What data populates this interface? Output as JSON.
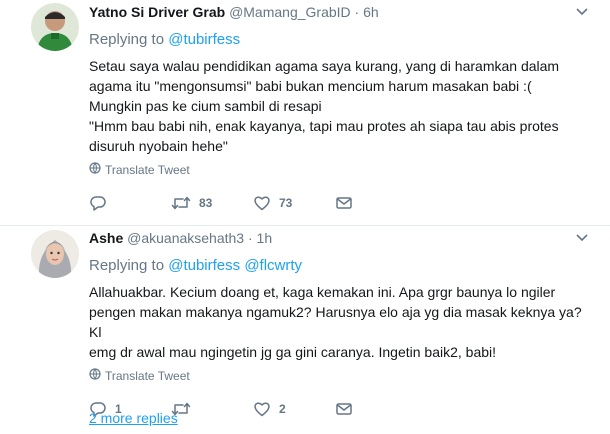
{
  "tweets": [
    {
      "name": "Yatno Si Driver Grab",
      "handle": "@Mamang_GrabID",
      "dot": "·",
      "time": "6h",
      "replying_prefix": "Replying to",
      "replying_to": [
        "@tubirfess"
      ],
      "body": [
        "Setau saya walau pendidikan agama saya kurang, yang di haramkan dalam",
        "agama itu \"mengonsumsi\" babi bukan mencium harum masakan babi :(",
        "Mungkin pas ke cium sambil di resapi",
        "\"Hmm bau babi nih, enak kayanya, tapi mau protes ah siapa tau abis protes",
        "disuruh nyobain hehe\""
      ],
      "translate_label": "Translate Tweet",
      "reply_count": "",
      "retweet_count": "83",
      "like_count": "73"
    },
    {
      "name": "Ashe",
      "handle": "@akuanaksehath3",
      "dot": "·",
      "time": "1h",
      "replying_prefix": "Replying to",
      "replying_to": [
        "@tubirfess",
        "@flcwrty"
      ],
      "body": [
        "Allahuakbar. Kecium doang et, kaga kemakan ini. Apa grgr baunya lo ngiler",
        "pengen makan makanya ngamuk2? Harusnya elo aja yg dia masak keknya ya? Kl",
        "emg dr awal mau ngingetin jg ga gini caranya. Ingetin baik2, babi!"
      ],
      "translate_label": "Translate Tweet",
      "reply_count": "1",
      "retweet_count": "",
      "like_count": "2"
    }
  ],
  "more_replies": "2 more replies",
  "colors": {
    "accent": "#1da1f2",
    "muted": "#657786",
    "text": "#14171a",
    "border": "#e6ecf0"
  }
}
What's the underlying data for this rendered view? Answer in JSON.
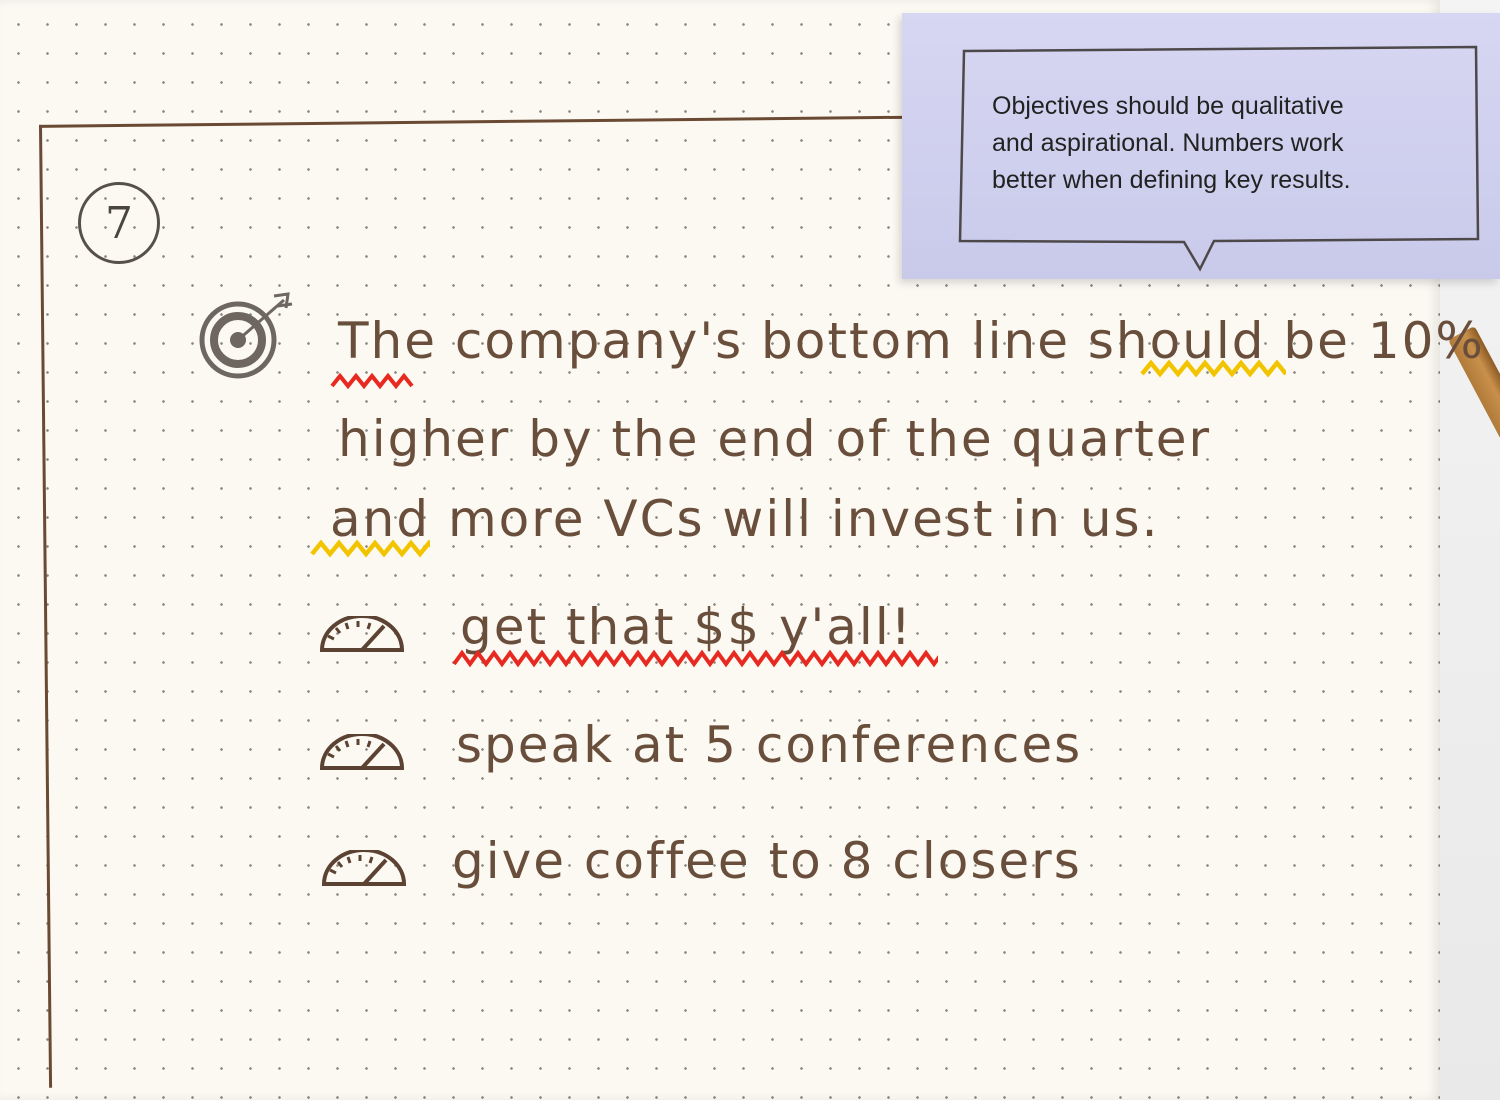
{
  "step_number": "7",
  "note": {
    "lines": [
      "Objectives should be qualitative",
      "and aspirational.  Numbers work",
      "better when defining key results."
    ]
  },
  "objective": {
    "lines": [
      "The company's bottom line should be 10%",
      "higher by the end of the quarter",
      "and more VCs will invest in us."
    ]
  },
  "key_results": [
    "get that $$ y'all!",
    "speak at 5 conferences",
    "give coffee to 8 closers"
  ],
  "colors": {
    "ink": "#6a4e3c",
    "red_squiggle": "#e8291f",
    "yellow_squiggle": "#f2c400",
    "note_bg": "#d3d3f0"
  },
  "icons": [
    "target-icon",
    "gauge-icon"
  ]
}
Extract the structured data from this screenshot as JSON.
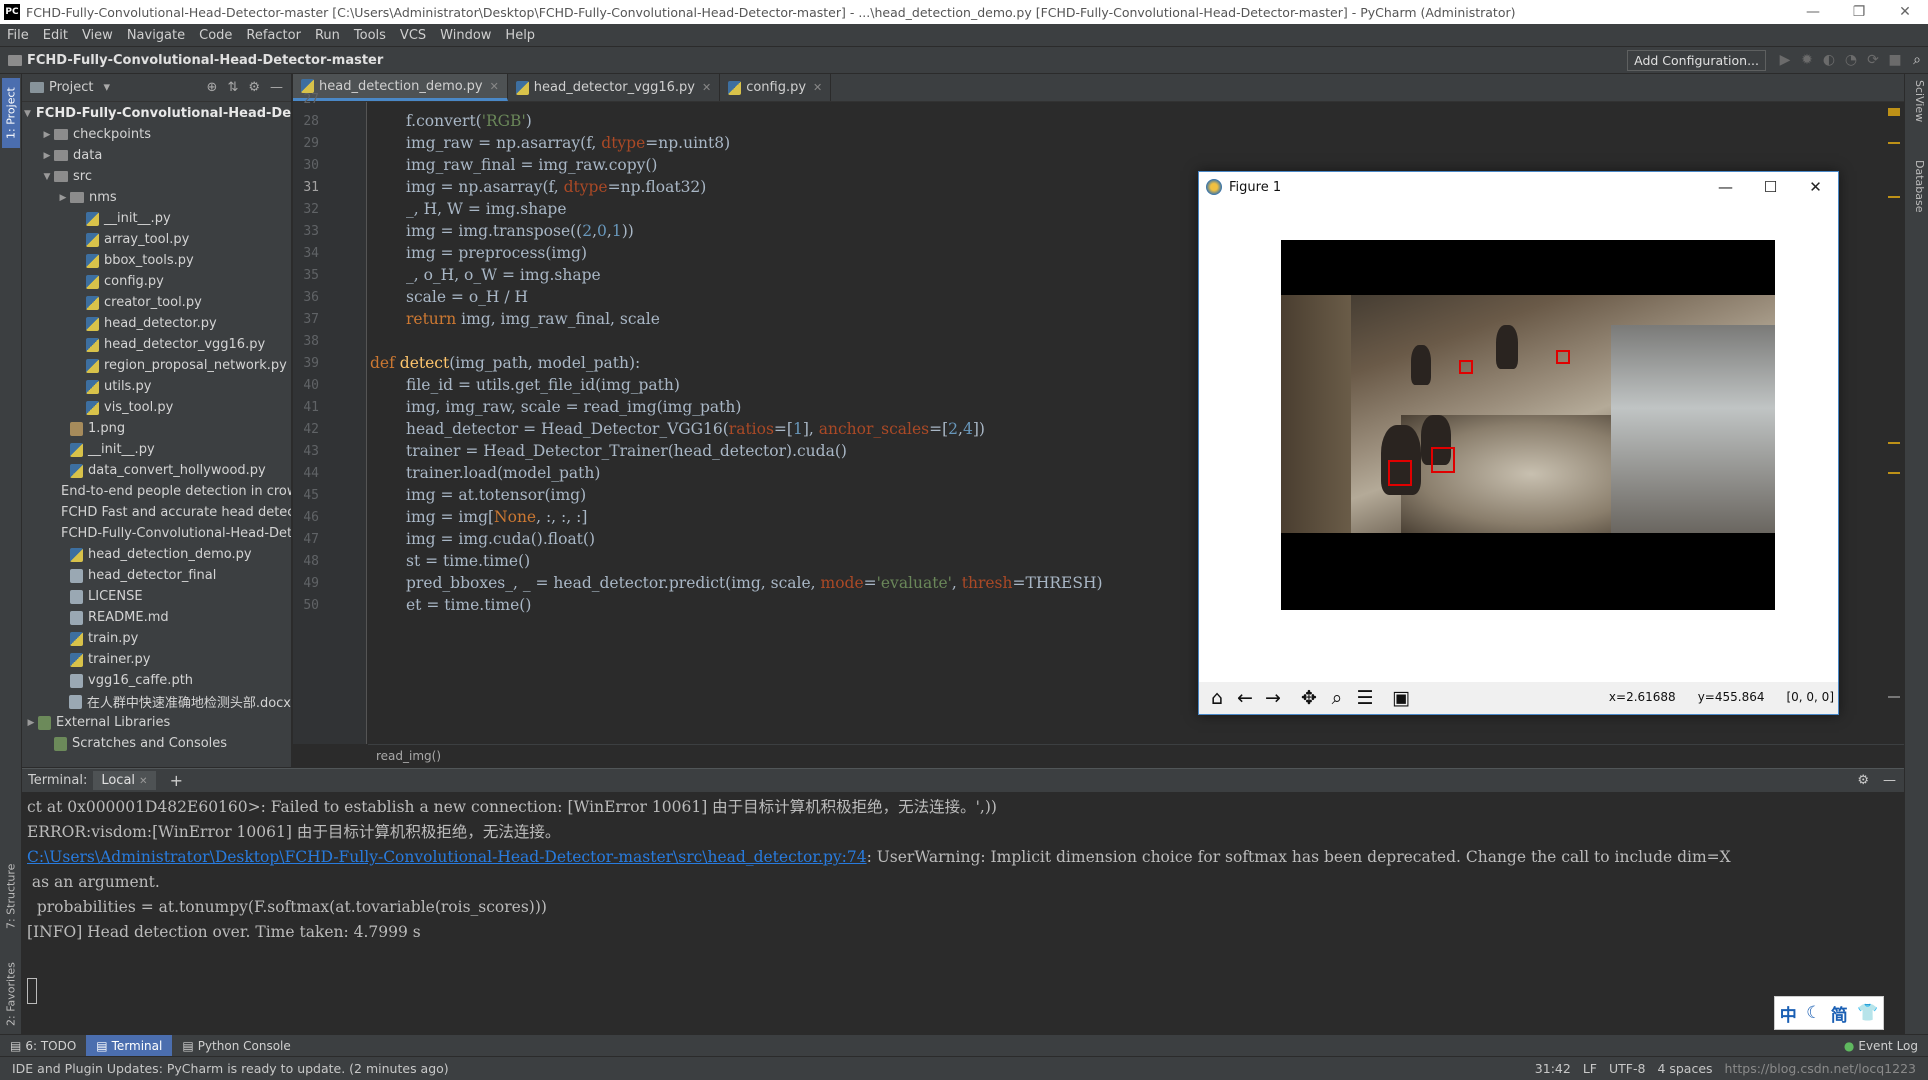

○ ○ ○

- Task description
Every entry above should be duplicated exactly. Do not include the images.

- Solved problem
What data populates this interface? Output as JSON.
{
  "tweets": [
    {
      "name": "Yatno Si Driver Grab",
      "handle": "@Mamang_GrabID",
      "dot": "·",
      "time": "6h",
      "replying_prefix": "Replying to",
      "replying_to": [
        "@tubirfess"
      ],
      "body": [
        "Setau saya walau pendidikan agama saya kurang, yang di haramkan dalam",
        "agama itu \"mengonsumsi\" babi bukan mencium harum masakan babi :(",
        "Mungkin pas ke cium sambil di resapi",
        "\"Hmm bau babi nih, enak kayanya, tapi mau protes ah siapa tau abis protes",
        "disuruh nyobain hehe\""
      ],
      "translate_label": "Translate Tweet",
      "reply_count": "",
      "retweet_count": "83",
      "like_count": "73"
    },
    {
      "name": "Ashe",
      "handle": "@akuanaksehath3",
      "dot": "·",
      "time": "1h",
      "replying_prefix": "Replying to",
      "replying_to": [
        "@tubirfess",
        "@flcwrty"
      ],
      "body": [
        "Allahuakbar. Kecium doang et, kaga kemakan ini. Apa grgr baunya lo ngiler",
        "pengen makan makanya ngamuk2? Harusnya elo aja yg dia masak keknya ya? Kl",
        "emg dr awal mau ngingetin jg ga gini caranya. Ingetin baik2, babi!"
      ],
      "translate_label": "Translate Tweet",
      "reply_count": "1",
      "retweet_count": "",
      "like_count": "2"
    }
  ],
  "more_replies": "2 more replies",
  "colors": {
    "accent": "#1da1f2",
    "muted": "#657786",
    "text": "#14171a",
    "border": "#e6ecf0"
  }
}
What's the underlying data for this rendered view? Answer in JSON.
{
  "step_number": "7",
  "note": {
    "lines": [
      "Objectives should be qualitative",
      "and aspirational.  Numbers work",
      "better when defining key results."
    ]
  },
  "objective": {
    "lines": [
      "The company's bottom line should be 10%",
      "higher by the end of the quarter",
      "and more VCs will invest in us."
    ]
  },
  "key_results": [
    "get that $$ y'all!",
    "speak at 5 conferences",
    "give coffee to 8 closers"
  ],
  "colors": {
    "ink": "#6a4e3c",
    "red_squiggle": "#e8291f",
    "yellow_squiggle": "#f2c400",
    "note_bg": "#d3d3f0"
  },
  "icons": [
    "target-icon",
    "gauge-icon"
  ]
}
Extract the structured data from this screenshot as JSON.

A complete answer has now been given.